(Collection entries)
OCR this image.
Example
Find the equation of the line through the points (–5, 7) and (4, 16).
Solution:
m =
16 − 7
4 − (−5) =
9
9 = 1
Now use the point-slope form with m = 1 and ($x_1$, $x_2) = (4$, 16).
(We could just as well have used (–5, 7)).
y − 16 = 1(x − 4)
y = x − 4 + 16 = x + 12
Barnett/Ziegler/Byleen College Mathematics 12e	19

## [YOUR TASK]
Extract the entries above verbatim.

## [THE REPLY]
OCR this image.
Example
Find the equation of the line through the points (–5, 7) and (4, 16).
Solution:
m =
16 − 7
4 − (−5) =
9
9 = 1
Now use the point-slope form with m = 1 and ($x_1$, $x_2) = (4$, 16).
(We could just as well have used (–5, 7)).
y − 16 = 1(x − 4)
y = x − 4 + 16 = x + 12
Barnett/Ziegler/Byleen College Mathematics 12e	19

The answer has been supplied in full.